» **REQUIRED WORK**: Below are some records; retype all of them exactly.

BEGIN GIVEN DATA

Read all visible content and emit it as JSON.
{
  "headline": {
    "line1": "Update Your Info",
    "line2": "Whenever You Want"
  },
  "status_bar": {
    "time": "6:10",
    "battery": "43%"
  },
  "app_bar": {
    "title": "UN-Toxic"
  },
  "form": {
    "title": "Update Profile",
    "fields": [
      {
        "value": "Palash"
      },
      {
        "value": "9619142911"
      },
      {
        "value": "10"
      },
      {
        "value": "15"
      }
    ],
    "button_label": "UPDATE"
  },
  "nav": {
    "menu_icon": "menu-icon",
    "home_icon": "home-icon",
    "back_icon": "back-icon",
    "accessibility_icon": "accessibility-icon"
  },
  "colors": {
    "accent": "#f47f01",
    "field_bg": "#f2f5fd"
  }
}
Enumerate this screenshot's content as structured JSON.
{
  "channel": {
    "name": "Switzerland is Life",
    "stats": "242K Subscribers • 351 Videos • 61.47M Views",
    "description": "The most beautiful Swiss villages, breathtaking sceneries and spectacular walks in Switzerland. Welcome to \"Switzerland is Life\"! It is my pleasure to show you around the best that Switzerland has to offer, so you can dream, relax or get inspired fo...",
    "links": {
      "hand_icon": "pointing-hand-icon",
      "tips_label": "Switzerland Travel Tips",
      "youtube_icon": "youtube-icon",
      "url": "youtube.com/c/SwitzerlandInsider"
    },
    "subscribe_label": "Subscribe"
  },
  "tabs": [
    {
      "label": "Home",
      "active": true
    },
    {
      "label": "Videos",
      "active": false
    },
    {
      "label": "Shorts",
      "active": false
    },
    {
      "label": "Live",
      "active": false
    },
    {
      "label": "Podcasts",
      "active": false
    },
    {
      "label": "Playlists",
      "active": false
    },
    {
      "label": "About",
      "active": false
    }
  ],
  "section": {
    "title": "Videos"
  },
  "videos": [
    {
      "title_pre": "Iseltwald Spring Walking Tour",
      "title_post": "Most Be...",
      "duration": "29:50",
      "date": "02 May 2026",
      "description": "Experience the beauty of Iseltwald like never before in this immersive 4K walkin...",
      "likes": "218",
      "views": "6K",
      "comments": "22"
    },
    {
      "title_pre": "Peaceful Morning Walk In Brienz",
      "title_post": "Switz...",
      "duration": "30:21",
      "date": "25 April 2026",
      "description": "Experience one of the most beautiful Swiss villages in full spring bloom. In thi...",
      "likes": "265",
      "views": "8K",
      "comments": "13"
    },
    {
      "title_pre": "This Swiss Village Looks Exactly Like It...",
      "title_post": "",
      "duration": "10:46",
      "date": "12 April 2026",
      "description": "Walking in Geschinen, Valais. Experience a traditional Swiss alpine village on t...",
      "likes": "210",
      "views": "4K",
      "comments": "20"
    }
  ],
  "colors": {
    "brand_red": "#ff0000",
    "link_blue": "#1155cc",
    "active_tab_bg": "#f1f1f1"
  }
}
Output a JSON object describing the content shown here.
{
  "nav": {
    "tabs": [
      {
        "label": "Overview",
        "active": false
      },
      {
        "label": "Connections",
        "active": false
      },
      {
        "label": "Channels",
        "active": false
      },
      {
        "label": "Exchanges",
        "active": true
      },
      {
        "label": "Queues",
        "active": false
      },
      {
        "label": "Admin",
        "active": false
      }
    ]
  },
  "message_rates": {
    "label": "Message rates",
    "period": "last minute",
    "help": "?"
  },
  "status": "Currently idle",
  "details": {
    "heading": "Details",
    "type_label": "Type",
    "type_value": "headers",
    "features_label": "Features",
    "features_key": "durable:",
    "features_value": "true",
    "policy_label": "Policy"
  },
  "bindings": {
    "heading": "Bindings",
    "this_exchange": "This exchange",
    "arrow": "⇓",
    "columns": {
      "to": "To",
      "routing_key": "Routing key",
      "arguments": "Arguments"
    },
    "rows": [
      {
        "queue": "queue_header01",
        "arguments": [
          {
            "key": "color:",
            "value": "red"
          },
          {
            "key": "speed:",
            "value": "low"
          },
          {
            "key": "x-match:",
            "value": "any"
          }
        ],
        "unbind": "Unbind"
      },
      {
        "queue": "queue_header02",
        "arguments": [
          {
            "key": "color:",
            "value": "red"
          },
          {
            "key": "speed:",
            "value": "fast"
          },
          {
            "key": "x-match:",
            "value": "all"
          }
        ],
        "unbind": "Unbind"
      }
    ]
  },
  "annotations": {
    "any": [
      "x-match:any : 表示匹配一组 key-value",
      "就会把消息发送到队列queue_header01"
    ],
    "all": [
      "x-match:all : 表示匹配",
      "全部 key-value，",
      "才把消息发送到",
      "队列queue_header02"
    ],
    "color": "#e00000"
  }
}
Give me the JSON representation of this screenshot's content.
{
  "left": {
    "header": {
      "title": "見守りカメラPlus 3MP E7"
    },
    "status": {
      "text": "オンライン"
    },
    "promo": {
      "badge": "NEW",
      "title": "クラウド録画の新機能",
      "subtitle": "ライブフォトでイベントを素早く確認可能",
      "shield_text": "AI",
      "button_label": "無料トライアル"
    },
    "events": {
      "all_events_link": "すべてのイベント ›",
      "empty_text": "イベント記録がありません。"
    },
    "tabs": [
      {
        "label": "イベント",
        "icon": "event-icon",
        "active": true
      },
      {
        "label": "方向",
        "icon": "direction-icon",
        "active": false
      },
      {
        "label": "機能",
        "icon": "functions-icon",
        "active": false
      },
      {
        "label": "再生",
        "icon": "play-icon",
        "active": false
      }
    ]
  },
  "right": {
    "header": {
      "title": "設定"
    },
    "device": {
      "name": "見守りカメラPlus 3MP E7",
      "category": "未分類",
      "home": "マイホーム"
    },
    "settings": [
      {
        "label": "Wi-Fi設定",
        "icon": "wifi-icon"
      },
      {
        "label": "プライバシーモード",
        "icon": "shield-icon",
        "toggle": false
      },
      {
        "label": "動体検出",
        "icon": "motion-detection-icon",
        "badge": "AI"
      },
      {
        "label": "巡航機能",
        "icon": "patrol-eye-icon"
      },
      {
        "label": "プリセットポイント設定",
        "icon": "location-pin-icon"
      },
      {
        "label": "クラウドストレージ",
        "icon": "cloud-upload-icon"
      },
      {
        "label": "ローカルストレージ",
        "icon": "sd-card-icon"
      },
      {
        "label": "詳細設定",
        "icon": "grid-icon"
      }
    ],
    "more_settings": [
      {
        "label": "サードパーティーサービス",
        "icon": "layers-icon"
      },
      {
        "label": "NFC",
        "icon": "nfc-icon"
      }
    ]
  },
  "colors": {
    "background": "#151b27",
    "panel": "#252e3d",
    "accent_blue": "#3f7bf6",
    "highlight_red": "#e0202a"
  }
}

END GIVEN DATA

» **FULL RESPONSE**:
Read all visible content and emit it as JSON.
{
  "headline": {
    "line1": "Update Your Info",
    "line2": "Whenever You Want"
  },
  "status_bar": {
    "time": "6:10",
    "battery": "43%"
  },
  "app_bar": {
    "title": "UN-Toxic"
  },
  "form": {
    "title": "Update Profile",
    "fields": [
      {
        "value": "Palash"
      },
      {
        "value": "9619142911"
      },
      {
        "value": "10"
      },
      {
        "value": "15"
      }
    ],
    "button_label": "UPDATE"
  },
  "nav": {
    "menu_icon": "menu-icon",
    "home_icon": "home-icon",
    "back_icon": "back-icon",
    "accessibility_icon": "accessibility-icon"
  },
  "colors": {
    "accent": "#f47f01",
    "field_bg": "#f2f5fd"
  }
}
Enumerate this screenshot's content as structured JSON.
{
  "channel": {
    "name": "Switzerland is Life",
    "stats": "242K Subscribers • 351 Videos • 61.47M Views",
    "description": "The most beautiful Swiss villages, breathtaking sceneries and spectacular walks in Switzerland. Welcome to \"Switzerland is Life\"! It is my pleasure to show you around the best that Switzerland has to offer, so you can dream, relax or get inspired fo...",
    "links": {
      "hand_icon": "pointing-hand-icon",
      "tips_label": "Switzerland Travel Tips",
      "youtube_icon": "youtube-icon",
      "url": "youtube.com/c/SwitzerlandInsider"
    },
    "subscribe_label": "Subscribe"
  },
  "tabs": [
    {
      "label": "Home",
      "active": true
    },
    {
      "label": "Videos",
      "active": false
    },
    {
      "label": "Shorts",
      "active": false
    },
    {
      "label": "Live",
      "active": false
    },
    {
      "label": "Podcasts",
      "active": false
    },
    {
      "label": "Playlists",
      "active": false
    },
    {
      "label": "About",
      "active": false
    }
  ],
  "section": {
    "title": "Videos"
  },
  "videos": [
    {
      "title_pre": "Iseltwald Spring Walking Tour",
      "title_post": "Most Be...",
      "duration": "29:50",
      "date": "02 May 2026",
      "description": "Experience the beauty of Iseltwald like never before in this immersive 4K walkin...",
      "likes": "218",
      "views": "6K",
      "comments": "22"
    },
    {
      "title_pre": "Peaceful Morning Walk In Brienz",
      "title_post": "Switz...",
      "duration": "30:21",
      "date": "25 April 2026",
      "description": "Experience one of the most beautiful Swiss villages in full spring bloom. In thi...",
      "likes": "265",
      "views": "8K",
      "comments": "13"
    },
    {
      "title_pre": "This Swiss Village Looks Exactly Like It...",
      "title_post": "",
      "duration": "10:46",
      "date": "12 April 2026",
      "description": "Walking in Geschinen, Valais. Experience a traditional Swiss alpine village on t...",
      "likes": "210",
      "views": "4K",
      "comments": "20"
    }
  ],
  "colors": {
    "brand_red": "#ff0000",
    "link_blue": "#1155cc",
    "active_tab_bg": "#f1f1f1"
  }
}
Output a JSON object describing the content shown here.
{
  "nav": {
    "tabs": [
      {
        "label": "Overview",
        "active": false
      },
      {
        "label": "Connections",
        "active": false
      },
      {
        "label": "Channels",
        "active": false
      },
      {
        "label": "Exchanges",
        "active": true
      },
      {
        "label": "Queues",
        "active": false
      },
      {
        "label": "Admin",
        "active": false
      }
    ]
  },
  "message_rates": {
    "label": "Message rates",
    "period": "last minute",
    "help": "?"
  },
  "status": "Currently idle",
  "details": {
    "heading": "Details",
    "type_label": "Type",
    "type_value": "headers",
    "features_label": "Features",
    "features_key": "durable:",
    "features_value": "true",
    "policy_label": "Policy"
  },
  "bindings": {
    "heading": "Bindings",
    "this_exchange": "This exchange",
    "arrow": "⇓",
    "columns": {
      "to": "To",
      "routing_key": "Routing key",
      "arguments": "Arguments"
    },
    "rows": [
      {
        "queue": "queue_header01",
        "arguments": [
          {
            "key": "color:",
            "value": "red"
          },
          {
            "key": "speed:",
            "value": "low"
          },
          {
            "key": "x-match:",
            "value": "any"
          }
        ],
        "unbind": "Unbind"
      },
      {
        "queue": "queue_header02",
        "arguments": [
          {
            "key": "color:",
            "value": "red"
          },
          {
            "key": "speed:",
            "value": "fast"
          },
          {
            "key": "x-match:",
            "value": "all"
          }
        ],
        "unbind": "Unbind"
      }
    ]
  },
  "annotations": {
    "any": [
      "x-match:any : 表示匹配一组 key-value",
      "就会把消息发送到队列queue_header01"
    ],
    "all": [
      "x-match:all : 表示匹配",
      "全部 key-value，",
      "才把消息发送到",
      "队列queue_header02"
    ],
    "color": "#e00000"
  }
}
Give me the JSON representation of this screenshot's content.
{
  "left": {
    "header": {
      "title": "見守りカメラPlus 3MP E7"
    },
    "status": {
      "text": "オンライン"
    },
    "promo": {
      "badge": "NEW",
      "title": "クラウド録画の新機能",
      "subtitle": "ライブフォトでイベントを素早く確認可能",
      "shield_text": "AI",
      "button_label": "無料トライアル"
    },
    "events": {
      "all_events_link": "すべてのイベント ›",
      "empty_text": "イベント記録がありません。"
    },
    "tabs": [
      {
        "label": "イベント",
        "icon": "event-icon",
        "active": true
      },
      {
        "label": "方向",
        "icon": "direction-icon",
        "active": false
      },
      {
        "label": "機能",
        "icon": "functions-icon",
        "active": false
      },
      {
        "label": "再生",
        "icon": "play-icon",
        "active": false
      }
    ]
  },
  "right": {
    "header": {
      "title": "設定"
    },
    "device": {
      "name": "見守りカメラPlus 3MP E7",
      "category": "未分類",
      "home": "マイホーム"
    },
    "settings": [
      {
        "label": "Wi-Fi設定",
        "icon": "wifi-icon"
      },
      {
        "label": "プライバシーモード",
        "icon": "shield-icon",
        "toggle": false
      },
      {
        "label": "動体検出",
        "icon": "motion-detection-icon",
        "badge": "AI"
      },
      {
        "label": "巡航機能",
        "icon": "patrol-eye-icon"
      },
      {
        "label": "プリセットポイント設定",
        "icon": "location-pin-icon"
      },
      {
        "label": "クラウドストレージ",
        "icon": "cloud-upload-icon"
      },
      {
        "label": "ローカルストレージ",
        "icon": "sd-card-icon"
      },
      {
        "label": "詳細設定",
        "icon": "grid-icon"
      }
    ],
    "more_settings": [
      {
        "label": "サードパーティーサービス",
        "icon": "layers-icon"
      },
      {
        "label": "NFC",
        "icon": "nfc-icon"
      }
    ]
  },
  "colors": {
    "background": "#151b27",
    "panel": "#252e3d",
    "accent_blue": "#3f7bf6",
    "highlight_red": "#e0202a"
  }
}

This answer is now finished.